▶ _SET EXERCISE_
Count how many lines of the material contain the string "Grupo", then give that number and nothing more.

--- Start THE INPUT ---

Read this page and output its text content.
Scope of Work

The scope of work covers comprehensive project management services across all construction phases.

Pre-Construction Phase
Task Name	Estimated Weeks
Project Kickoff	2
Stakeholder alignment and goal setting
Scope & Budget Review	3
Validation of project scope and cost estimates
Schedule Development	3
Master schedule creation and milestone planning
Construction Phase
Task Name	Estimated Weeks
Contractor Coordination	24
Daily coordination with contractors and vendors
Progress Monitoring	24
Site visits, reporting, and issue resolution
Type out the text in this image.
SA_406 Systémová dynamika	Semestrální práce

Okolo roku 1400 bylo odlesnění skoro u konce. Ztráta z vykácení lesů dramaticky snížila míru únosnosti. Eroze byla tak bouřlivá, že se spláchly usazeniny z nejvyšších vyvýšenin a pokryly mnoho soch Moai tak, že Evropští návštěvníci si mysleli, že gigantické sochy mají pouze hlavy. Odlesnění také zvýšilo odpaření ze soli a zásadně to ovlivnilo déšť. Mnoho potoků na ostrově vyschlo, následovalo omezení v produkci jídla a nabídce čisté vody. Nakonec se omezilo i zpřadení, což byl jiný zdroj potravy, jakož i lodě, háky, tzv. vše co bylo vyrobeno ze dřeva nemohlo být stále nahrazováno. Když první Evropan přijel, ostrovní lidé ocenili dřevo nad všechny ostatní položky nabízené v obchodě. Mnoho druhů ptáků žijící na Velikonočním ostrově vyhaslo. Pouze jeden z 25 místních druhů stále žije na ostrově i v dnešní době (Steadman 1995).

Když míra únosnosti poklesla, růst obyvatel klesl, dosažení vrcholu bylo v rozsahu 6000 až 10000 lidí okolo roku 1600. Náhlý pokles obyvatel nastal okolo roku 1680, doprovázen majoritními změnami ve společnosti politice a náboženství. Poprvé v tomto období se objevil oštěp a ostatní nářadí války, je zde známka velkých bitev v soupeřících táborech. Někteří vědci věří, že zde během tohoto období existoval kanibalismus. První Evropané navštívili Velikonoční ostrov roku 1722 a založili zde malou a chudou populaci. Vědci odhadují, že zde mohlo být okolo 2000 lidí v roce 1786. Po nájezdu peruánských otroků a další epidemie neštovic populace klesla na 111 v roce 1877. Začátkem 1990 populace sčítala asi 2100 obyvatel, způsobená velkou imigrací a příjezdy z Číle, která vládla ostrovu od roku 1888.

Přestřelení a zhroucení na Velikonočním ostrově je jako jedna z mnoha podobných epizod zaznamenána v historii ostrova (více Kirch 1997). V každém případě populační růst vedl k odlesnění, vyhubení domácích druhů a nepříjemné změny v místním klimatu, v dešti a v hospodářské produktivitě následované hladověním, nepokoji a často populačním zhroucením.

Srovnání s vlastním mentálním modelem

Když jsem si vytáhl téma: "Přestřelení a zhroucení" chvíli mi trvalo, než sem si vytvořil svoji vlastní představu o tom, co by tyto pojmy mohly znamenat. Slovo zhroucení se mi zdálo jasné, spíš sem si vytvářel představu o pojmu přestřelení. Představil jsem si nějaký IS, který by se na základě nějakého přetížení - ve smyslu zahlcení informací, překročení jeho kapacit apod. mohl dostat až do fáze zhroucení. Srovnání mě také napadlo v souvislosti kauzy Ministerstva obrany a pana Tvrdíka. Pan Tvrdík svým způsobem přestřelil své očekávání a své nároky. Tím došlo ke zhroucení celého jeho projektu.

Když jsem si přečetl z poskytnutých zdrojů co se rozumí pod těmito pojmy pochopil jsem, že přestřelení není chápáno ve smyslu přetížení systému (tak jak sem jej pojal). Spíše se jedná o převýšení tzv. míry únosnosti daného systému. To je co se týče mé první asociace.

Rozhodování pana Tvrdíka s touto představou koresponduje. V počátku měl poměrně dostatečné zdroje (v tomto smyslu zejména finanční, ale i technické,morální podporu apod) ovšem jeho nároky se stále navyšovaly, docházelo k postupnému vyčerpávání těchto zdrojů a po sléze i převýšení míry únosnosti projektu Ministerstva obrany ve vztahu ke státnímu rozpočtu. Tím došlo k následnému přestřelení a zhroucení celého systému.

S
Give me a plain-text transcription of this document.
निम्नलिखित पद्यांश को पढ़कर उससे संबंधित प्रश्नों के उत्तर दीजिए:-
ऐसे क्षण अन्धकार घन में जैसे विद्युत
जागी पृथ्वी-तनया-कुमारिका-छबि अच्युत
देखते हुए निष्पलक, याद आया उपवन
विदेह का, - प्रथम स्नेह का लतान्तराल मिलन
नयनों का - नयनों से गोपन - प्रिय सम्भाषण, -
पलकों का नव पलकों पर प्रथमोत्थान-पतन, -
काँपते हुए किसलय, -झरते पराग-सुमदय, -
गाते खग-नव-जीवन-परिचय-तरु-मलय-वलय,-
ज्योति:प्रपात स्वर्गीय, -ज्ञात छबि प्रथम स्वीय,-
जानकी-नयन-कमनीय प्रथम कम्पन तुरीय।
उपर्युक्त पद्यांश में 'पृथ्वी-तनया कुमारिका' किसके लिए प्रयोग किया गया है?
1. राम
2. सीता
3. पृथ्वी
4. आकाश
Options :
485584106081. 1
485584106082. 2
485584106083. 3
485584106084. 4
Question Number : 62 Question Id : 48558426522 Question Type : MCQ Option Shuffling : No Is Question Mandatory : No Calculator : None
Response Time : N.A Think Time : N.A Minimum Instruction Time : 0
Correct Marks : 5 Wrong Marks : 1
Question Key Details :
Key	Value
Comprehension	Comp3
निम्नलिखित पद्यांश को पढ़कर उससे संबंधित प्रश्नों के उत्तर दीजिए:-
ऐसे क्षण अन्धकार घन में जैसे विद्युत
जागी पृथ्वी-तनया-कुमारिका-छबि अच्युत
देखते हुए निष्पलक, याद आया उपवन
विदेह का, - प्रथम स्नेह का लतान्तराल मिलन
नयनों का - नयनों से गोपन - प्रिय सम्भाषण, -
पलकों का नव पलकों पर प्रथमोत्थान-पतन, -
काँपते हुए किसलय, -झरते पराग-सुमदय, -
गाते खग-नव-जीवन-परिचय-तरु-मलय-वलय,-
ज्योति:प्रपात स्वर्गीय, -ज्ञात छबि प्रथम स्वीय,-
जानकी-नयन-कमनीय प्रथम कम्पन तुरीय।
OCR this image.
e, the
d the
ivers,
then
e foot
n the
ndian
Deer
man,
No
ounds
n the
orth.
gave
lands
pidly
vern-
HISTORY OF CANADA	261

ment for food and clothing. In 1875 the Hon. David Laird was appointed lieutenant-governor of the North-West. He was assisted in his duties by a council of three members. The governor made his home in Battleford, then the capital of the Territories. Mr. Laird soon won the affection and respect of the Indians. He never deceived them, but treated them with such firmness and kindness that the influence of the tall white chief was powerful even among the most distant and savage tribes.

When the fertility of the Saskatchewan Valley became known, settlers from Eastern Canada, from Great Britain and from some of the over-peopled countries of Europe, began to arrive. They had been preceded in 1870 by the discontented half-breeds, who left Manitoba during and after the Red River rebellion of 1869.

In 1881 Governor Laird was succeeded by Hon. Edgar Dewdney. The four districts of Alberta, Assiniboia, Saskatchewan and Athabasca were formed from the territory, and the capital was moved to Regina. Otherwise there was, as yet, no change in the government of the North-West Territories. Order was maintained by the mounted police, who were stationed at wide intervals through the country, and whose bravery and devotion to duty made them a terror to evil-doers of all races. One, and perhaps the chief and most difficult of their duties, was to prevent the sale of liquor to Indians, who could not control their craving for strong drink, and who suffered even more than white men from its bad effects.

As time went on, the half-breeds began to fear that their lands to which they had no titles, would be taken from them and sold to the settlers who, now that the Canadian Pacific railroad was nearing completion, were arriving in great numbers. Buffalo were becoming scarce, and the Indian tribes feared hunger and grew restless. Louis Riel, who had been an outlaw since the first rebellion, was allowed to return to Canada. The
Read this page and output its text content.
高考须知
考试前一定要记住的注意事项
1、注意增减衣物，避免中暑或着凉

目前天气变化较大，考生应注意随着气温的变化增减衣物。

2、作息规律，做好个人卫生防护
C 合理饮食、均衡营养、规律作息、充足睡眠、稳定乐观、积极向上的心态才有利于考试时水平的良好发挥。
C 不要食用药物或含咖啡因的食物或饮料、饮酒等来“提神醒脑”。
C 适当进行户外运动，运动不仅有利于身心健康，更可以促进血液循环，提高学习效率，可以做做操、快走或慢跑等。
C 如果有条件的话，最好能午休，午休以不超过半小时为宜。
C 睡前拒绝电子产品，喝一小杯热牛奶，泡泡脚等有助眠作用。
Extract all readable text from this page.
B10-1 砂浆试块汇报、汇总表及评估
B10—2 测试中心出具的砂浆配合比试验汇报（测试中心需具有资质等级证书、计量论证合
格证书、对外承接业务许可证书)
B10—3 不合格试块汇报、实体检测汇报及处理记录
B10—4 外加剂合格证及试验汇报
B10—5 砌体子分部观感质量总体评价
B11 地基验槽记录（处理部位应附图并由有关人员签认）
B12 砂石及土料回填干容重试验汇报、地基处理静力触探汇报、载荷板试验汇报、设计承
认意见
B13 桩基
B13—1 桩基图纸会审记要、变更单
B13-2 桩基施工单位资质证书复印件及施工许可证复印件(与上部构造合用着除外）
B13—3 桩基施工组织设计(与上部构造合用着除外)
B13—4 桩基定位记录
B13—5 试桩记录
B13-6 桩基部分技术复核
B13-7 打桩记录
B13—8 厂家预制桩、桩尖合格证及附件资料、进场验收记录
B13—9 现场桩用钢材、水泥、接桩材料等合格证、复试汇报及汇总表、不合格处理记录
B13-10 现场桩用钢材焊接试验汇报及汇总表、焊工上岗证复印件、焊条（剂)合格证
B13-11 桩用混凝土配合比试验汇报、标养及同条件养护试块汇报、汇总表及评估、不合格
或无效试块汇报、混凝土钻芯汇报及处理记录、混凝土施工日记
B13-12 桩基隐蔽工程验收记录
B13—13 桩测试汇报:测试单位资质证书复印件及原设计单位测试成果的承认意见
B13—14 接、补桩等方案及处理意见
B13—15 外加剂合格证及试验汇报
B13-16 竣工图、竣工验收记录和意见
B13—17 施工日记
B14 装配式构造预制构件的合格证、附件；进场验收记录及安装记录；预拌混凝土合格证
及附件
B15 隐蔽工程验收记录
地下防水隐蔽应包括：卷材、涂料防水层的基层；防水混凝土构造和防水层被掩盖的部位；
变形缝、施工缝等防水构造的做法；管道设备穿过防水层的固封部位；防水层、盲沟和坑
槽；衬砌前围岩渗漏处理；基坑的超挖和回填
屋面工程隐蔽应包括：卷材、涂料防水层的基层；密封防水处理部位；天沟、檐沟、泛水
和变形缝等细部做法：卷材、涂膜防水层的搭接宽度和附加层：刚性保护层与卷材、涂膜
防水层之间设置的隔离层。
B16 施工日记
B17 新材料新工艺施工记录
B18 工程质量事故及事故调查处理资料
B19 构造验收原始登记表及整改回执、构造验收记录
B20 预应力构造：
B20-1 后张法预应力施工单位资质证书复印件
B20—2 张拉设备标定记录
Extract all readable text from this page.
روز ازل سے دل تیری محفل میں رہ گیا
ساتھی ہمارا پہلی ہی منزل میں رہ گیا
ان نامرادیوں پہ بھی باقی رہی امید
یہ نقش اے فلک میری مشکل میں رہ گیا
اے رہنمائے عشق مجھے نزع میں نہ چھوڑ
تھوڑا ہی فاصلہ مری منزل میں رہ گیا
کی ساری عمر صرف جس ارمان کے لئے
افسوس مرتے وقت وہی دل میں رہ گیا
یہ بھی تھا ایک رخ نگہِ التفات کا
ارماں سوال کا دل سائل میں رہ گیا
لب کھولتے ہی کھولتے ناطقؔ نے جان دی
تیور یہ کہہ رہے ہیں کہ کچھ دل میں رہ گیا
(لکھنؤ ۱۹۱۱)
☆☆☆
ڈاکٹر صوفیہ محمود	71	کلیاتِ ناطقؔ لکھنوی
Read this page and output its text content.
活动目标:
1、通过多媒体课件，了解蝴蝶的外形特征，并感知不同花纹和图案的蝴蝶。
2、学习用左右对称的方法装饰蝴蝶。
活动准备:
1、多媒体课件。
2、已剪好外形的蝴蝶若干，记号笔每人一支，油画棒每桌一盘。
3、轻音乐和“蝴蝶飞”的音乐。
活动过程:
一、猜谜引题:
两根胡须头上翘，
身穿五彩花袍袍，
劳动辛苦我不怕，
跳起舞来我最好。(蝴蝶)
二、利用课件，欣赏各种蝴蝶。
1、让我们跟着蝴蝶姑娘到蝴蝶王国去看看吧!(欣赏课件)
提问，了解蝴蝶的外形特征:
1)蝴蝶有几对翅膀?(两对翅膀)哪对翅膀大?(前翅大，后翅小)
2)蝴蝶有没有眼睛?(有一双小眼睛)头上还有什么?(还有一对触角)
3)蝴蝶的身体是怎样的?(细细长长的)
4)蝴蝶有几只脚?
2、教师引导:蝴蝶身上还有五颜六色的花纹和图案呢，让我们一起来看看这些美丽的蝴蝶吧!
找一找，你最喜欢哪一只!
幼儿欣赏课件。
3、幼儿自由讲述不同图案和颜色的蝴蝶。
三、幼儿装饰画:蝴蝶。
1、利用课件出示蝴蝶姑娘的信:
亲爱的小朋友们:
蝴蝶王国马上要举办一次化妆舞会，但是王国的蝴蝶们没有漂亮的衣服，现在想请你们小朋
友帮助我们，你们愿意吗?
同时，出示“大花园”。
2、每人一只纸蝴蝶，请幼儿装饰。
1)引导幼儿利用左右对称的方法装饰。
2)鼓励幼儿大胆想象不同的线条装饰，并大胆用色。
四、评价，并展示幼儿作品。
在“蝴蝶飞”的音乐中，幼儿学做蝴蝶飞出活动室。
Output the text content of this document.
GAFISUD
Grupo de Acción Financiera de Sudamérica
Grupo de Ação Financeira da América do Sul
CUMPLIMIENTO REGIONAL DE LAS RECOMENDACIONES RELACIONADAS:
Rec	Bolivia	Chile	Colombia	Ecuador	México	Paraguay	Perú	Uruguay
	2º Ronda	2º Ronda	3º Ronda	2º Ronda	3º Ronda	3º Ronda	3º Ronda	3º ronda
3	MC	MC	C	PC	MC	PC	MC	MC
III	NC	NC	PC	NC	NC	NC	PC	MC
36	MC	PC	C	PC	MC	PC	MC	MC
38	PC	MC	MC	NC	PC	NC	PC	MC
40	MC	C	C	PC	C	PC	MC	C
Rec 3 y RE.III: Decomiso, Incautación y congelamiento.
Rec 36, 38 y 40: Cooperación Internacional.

--- End THE INPUT ---

▶ _OUTPUT BELOW_
2